→ **What to work on**:
Repeat the records word for word, excluding any picture.

→ **Rows from a figure dataset**:
___

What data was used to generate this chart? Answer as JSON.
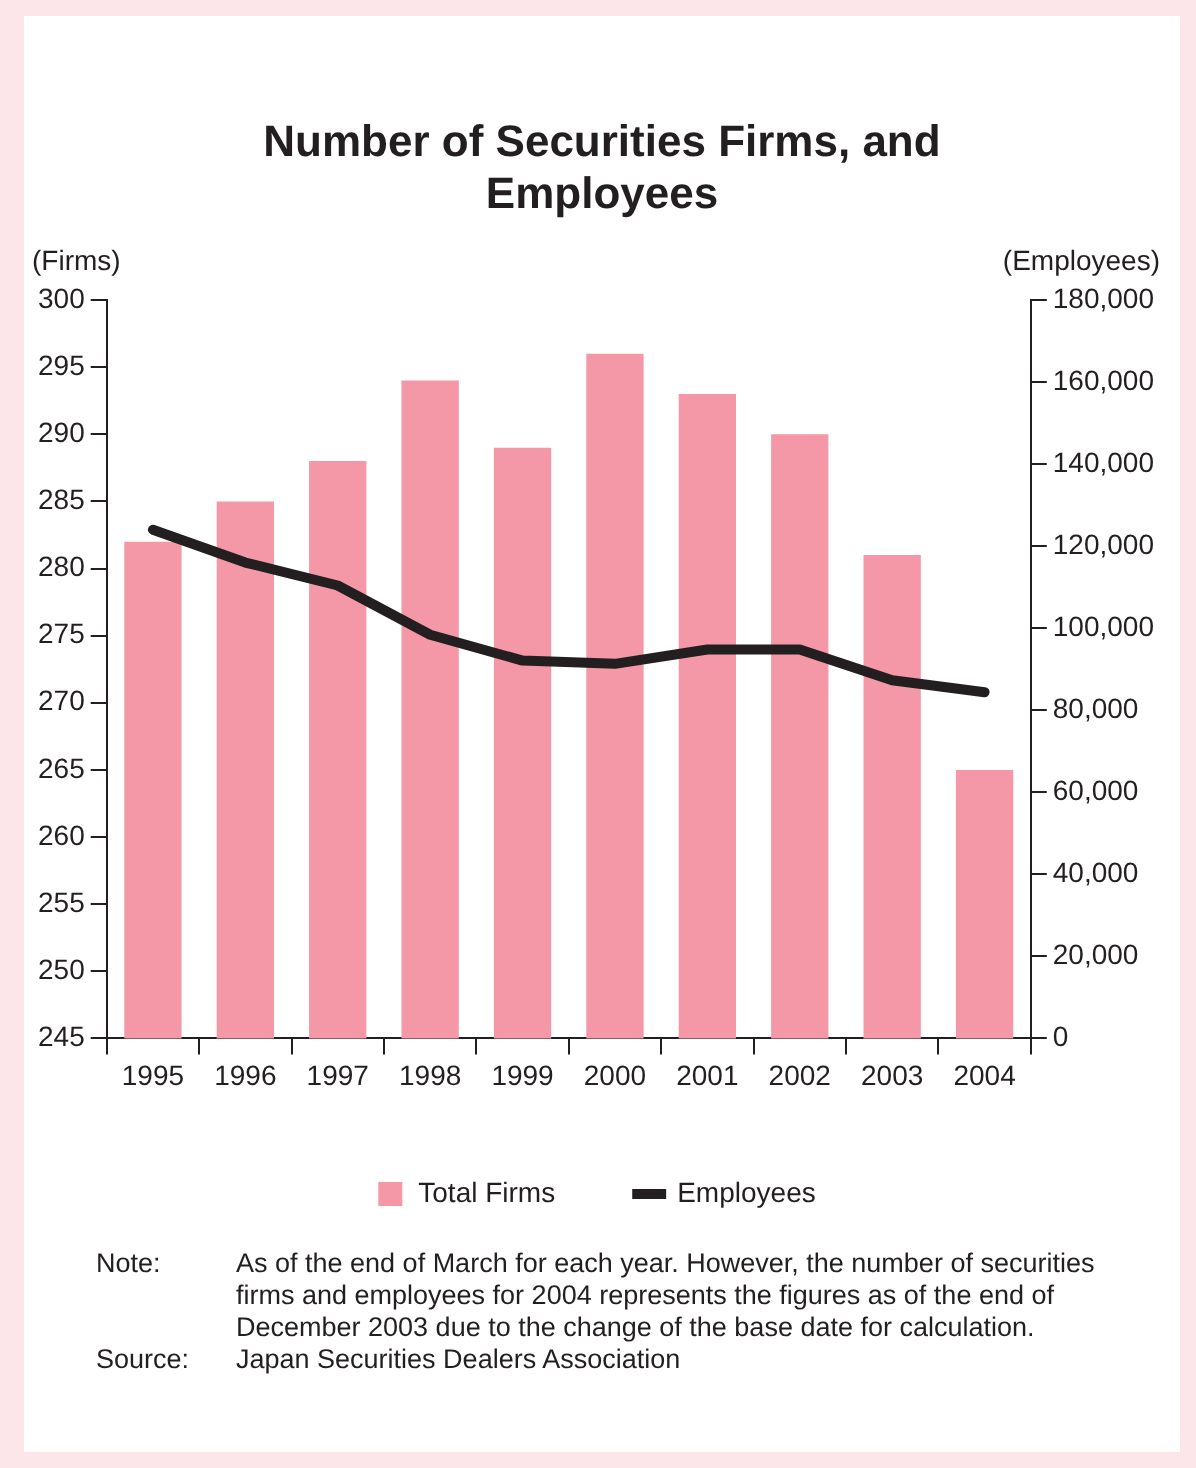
{
  "chart_data": {
    "type": "bar",
    "title": "Number of Securities Firms, and Employees",
    "categories": [
      "1995",
      "1996",
      "1997",
      "1998",
      "1999",
      "2000",
      "2001",
      "2002",
      "2003",
      "2004"
    ],
    "series": [
      {
        "name": "Total Firms",
        "color": "#f497a6",
        "values": [
          282,
          285,
          288,
          294,
          289,
          296,
          293,
          290,
          281,
          265
        ]
      },
      {
        "name": "Employees",
        "type": "line",
        "axis": "y2",
        "color": "#231f20",
        "values": [
          124000,
          116000,
          110400,
          98400,
          92100,
          91300,
          94800,
          94800,
          87300,
          84400
        ]
      }
    ],
    "ylabel": "(Firms)",
    "y2label": "(Employees)",
    "ylim": [
      245,
      300
    ],
    "yticks": [
      245,
      250,
      255,
      260,
      265,
      270,
      275,
      280,
      285,
      290,
      295,
      300
    ],
    "y2lim": [
      0,
      180000
    ],
    "y2ticks": [
      {
        "value": 0,
        "label": "0"
      },
      {
        "value": 20000,
        "label": "20,000"
      },
      {
        "value": 40000,
        "label": "40,000"
      },
      {
        "value": 60000,
        "label": "60,000"
      },
      {
        "value": 80000,
        "label": "80,000"
      },
      {
        "value": 100000,
        "label": "100,000"
      },
      {
        "value": 120000,
        "label": "120,000"
      },
      {
        "value": 140000,
        "label": "140,000"
      },
      {
        "value": 160000,
        "label": "160,000"
      },
      {
        "value": 180000,
        "label": "180,000"
      }
    ],
    "legend": "bottom",
    "grid": false,
    "marker": "none",
    "line_style": "solid",
    "annotations": [
      "Note: As of the end of March for each year. However, the number of securities firms and employees for 2004 represents the figures as of the end of December 2003 due to the change of the base date for calculation.",
      "Source: Japan Securities Dealers Association"
    ]
  }
}
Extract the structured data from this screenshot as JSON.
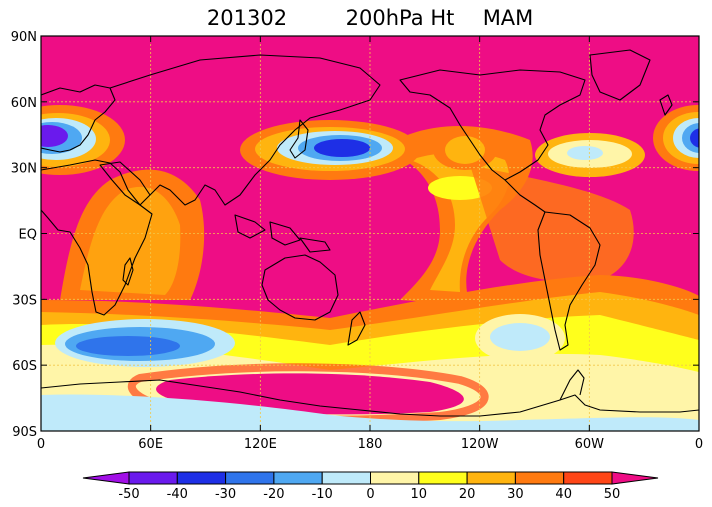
{
  "title": {
    "date": "201302",
    "variable": "200hPa Ht",
    "season": "MAM"
  },
  "map": {
    "projection": "cylindrical equidistant",
    "lon_range": [
      0,
      360
    ],
    "lat_range": [
      -90,
      90
    ],
    "grid": true,
    "colors": {
      "background": "#ee0d85",
      "land_outline": "#000000",
      "grid_line": "#f2c84a"
    },
    "lat_ticks": [
      {
        "value": 90,
        "label": "90N"
      },
      {
        "value": 60,
        "label": "60N"
      },
      {
        "value": 30,
        "label": "30N"
      },
      {
        "value": 0,
        "label": "EQ"
      },
      {
        "value": -30,
        "label": "30S"
      },
      {
        "value": -60,
        "label": "60S"
      },
      {
        "value": -90,
        "label": "90S"
      }
    ],
    "lon_ticks": [
      {
        "value": 0,
        "label": "0"
      },
      {
        "value": 60,
        "label": "60E"
      },
      {
        "value": 120,
        "label": "120E"
      },
      {
        "value": 180,
        "label": "180"
      },
      {
        "value": 240,
        "label": "120W"
      },
      {
        "value": 300,
        "label": "60W"
      },
      {
        "value": 360,
        "label": "0"
      }
    ]
  },
  "colorbar": {
    "levels": [
      "-50",
      "-40",
      "-30",
      "-20",
      "-10",
      "0",
      "10",
      "20",
      "30",
      "40",
      "50"
    ],
    "colors": [
      "#a10fe6",
      "#6a1aed",
      "#1e2fe6",
      "#2f74eb",
      "#4fa8f2",
      "#bfeafa",
      "#fff5a8",
      "#ffff1c",
      "#ffb40f",
      "#ff7a10",
      "#ff4617",
      "#ee0d85"
    ]
  }
}
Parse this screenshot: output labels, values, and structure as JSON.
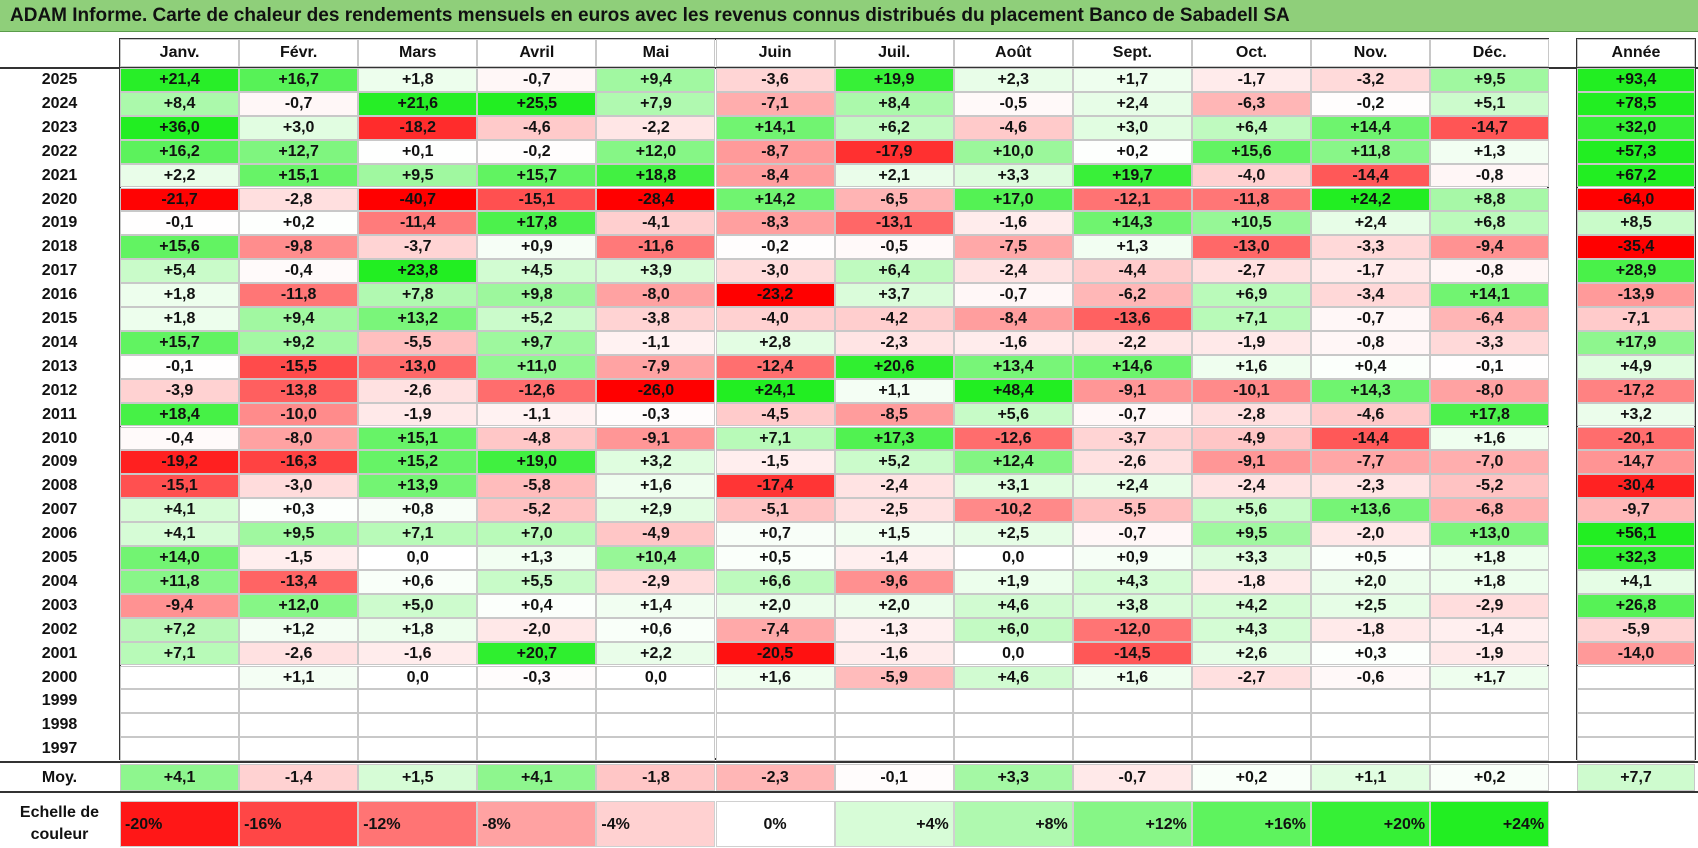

___

→ **Solution**:
What data was used to generate this chart? Answer as JSON.
{
  "chart_data": {
    "type": "bar",
    "title": "Number of Securities Firms, and Employees",
    "categories": [
      "1995",
      "1996",
      "1997",
      "1998",
      "1999",
      "2000",
      "2001",
      "2002",
      "2003",
      "2004"
    ],
    "series": [
      {
        "name": "Total Firms",
        "color": "#f497a6",
        "values": [
          282,
          285,
          288,
          294,
          289,
          296,
          293,
          290,
          281,
          265
        ]
      },
      {
        "name": "Employees",
        "type": "line",
        "axis": "y2",
        "color": "#231f20",
        "values": [
          124000,
          116000,
          110400,
          98400,
          92100,
          91300,
          94800,
          94800,
          87300,
          84400
        ]
      }
    ],
    "ylabel": "(Firms)",
    "y2label": "(Employees)",
    "ylim": [
      245,
      300
    ],
    "yticks": [
      245,
      250,
      255,
      260,
      265,
      270,
      275,
      280,
      285,
      290,
      295,
      300
    ],
    "y2lim": [
      0,
      180000
    ],
    "y2ticks": [
      {
        "value": 0,
        "label": "0"
      },
      {
        "value": 20000,
        "label": "20,000"
      },
      {
        "value": 40000,
        "label": "40,000"
      },
      {
        "value": 60000,
        "label": "60,000"
      },
      {
        "value": 80000,
        "label": "80,000"
      },
      {
        "value": 100000,
        "label": "100,000"
      },
      {
        "value": 120000,
        "label": "120,000"
      },
      {
        "value": 140000,
        "label": "140,000"
      },
      {
        "value": 160000,
        "label": "160,000"
      },
      {
        "value": 180000,
        "label": "180,000"
      }
    ],
    "legend": "bottom",
    "grid": false,
    "marker": "none",
    "line_style": "solid",
    "annotations": [
      "Note: As of the end of March for each year. However, the number of securities firms and employees for 2004 represents the figures as of the end of December 2003 due to the change of the base date for calculation.",
      "Source: Japan Securities Dealers Association"
    ]
  }
}
Extract the structured data from this screenshot as JSON.
{
  "title": {
    "date": "201302",
    "variable": "200hPa Ht",
    "season": "MAM"
  },
  "map": {
    "projection": "cylindrical equidistant",
    "lon_range": [
      0,
      360
    ],
    "lat_range": [
      -90,
      90
    ],
    "grid": true,
    "colors": {
      "background": "#ee0d85",
      "land_outline": "#000000",
      "grid_line": "#f2c84a"
    },
    "lat_ticks": [
      {
        "value": 90,
        "label": "90N"
      },
      {
        "value": 60,
        "label": "60N"
      },
      {
        "value": 30,
        "label": "30N"
      },
      {
        "value": 0,
        "label": "EQ"
      },
      {
        "value": -30,
        "label": "30S"
      },
      {
        "value": -60,
        "label": "60S"
      },
      {
        "value": -90,
        "label": "90S"
      }
    ],
    "lon_ticks": [
      {
        "value": 0,
        "label": "0"
      },
      {
        "value": 60,
        "label": "60E"
      },
      {
        "value": 120,
        "label": "120E"
      },
      {
        "value": 180,
        "label": "180"
      },
      {
        "value": 240,
        "label": "120W"
      },
      {
        "value": 300,
        "label": "60W"
      },
      {
        "value": 360,
        "label": "0"
      }
    ]
  },
  "colorbar": {
    "levels": [
      "-50",
      "-40",
      "-30",
      "-20",
      "-10",
      "0",
      "10",
      "20",
      "30",
      "40",
      "50"
    ],
    "colors": [
      "#a10fe6",
      "#6a1aed",
      "#1e2fe6",
      "#2f74eb",
      "#4fa8f2",
      "#bfeafa",
      "#fff5a8",
      "#ffff1c",
      "#ffb40f",
      "#ff7a10",
      "#ff4617",
      "#ee0d85"
    ]
  }
}
Parse this screenshot: output labels, values, and structure as JSON.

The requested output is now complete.